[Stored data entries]
________________________
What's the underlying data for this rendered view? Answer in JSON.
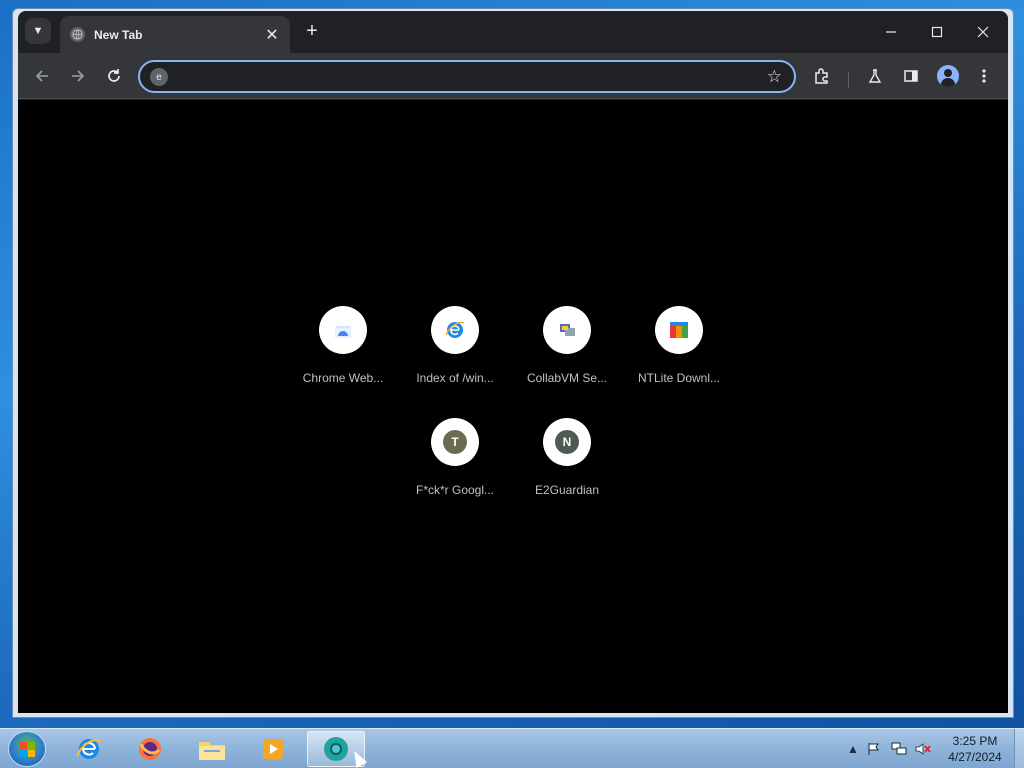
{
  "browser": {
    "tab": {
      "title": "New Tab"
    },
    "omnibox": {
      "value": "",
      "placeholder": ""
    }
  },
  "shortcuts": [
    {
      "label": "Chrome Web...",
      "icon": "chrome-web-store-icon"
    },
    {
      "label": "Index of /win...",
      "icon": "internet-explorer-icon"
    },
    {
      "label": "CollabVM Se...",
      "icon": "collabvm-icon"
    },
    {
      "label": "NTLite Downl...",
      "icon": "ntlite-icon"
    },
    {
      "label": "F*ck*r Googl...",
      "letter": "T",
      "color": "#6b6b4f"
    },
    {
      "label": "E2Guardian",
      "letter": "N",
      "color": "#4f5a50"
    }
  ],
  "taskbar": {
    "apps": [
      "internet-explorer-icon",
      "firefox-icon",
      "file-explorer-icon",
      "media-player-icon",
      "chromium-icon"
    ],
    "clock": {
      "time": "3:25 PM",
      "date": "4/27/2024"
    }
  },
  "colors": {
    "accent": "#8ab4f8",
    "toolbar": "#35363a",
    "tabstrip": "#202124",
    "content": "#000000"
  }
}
________________________
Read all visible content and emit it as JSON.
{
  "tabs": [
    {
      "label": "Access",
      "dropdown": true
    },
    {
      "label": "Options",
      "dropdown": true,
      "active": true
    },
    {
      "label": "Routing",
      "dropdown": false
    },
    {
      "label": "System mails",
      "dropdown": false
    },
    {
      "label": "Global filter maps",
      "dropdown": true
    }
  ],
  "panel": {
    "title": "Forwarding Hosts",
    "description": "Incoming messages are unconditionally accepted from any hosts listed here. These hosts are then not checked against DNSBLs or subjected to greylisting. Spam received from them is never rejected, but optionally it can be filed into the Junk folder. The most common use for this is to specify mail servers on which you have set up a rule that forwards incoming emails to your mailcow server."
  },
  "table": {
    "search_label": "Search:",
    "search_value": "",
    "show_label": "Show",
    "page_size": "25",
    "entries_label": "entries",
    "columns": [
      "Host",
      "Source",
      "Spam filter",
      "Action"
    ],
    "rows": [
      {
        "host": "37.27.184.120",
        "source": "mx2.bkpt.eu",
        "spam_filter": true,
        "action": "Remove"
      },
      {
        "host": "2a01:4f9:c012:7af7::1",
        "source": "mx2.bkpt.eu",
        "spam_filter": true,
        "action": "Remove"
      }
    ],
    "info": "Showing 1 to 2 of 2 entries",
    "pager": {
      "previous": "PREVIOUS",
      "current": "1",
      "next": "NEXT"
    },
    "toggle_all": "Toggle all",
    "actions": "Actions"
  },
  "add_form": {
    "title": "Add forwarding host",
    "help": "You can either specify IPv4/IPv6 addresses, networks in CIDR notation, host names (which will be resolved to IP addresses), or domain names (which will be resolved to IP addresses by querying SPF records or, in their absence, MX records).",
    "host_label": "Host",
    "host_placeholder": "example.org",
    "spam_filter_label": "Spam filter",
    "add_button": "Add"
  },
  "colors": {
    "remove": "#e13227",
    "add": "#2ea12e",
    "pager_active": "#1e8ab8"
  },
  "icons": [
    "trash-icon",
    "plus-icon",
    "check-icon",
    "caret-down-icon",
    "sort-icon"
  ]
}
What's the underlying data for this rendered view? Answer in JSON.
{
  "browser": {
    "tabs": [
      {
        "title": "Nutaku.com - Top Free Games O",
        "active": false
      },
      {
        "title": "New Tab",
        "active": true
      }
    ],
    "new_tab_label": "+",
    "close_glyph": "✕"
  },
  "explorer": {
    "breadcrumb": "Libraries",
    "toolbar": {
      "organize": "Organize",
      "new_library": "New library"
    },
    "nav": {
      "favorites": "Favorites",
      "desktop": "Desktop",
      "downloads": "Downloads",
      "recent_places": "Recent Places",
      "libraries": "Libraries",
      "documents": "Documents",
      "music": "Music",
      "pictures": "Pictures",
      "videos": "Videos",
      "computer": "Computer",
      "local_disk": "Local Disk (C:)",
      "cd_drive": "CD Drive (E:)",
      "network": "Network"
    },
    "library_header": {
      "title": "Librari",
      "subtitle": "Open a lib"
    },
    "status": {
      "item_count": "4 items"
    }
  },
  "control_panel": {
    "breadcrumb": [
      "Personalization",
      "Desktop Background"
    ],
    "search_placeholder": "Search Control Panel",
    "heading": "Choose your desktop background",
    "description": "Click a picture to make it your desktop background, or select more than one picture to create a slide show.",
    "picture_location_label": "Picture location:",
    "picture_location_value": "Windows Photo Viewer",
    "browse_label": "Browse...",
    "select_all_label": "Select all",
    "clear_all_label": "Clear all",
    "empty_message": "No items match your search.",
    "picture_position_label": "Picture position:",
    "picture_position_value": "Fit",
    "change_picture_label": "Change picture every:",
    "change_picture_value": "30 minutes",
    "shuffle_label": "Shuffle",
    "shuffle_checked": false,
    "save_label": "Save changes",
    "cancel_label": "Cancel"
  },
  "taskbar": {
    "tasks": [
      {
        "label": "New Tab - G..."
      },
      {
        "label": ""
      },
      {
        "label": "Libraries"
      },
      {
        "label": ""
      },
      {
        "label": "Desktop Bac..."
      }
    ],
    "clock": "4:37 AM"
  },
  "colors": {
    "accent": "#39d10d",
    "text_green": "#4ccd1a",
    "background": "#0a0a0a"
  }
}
________________________
- [The exercise] Of all the lines in the listing above, how many contain the word "Libraries"? Answer with the number alone.

- [Result of the task] 3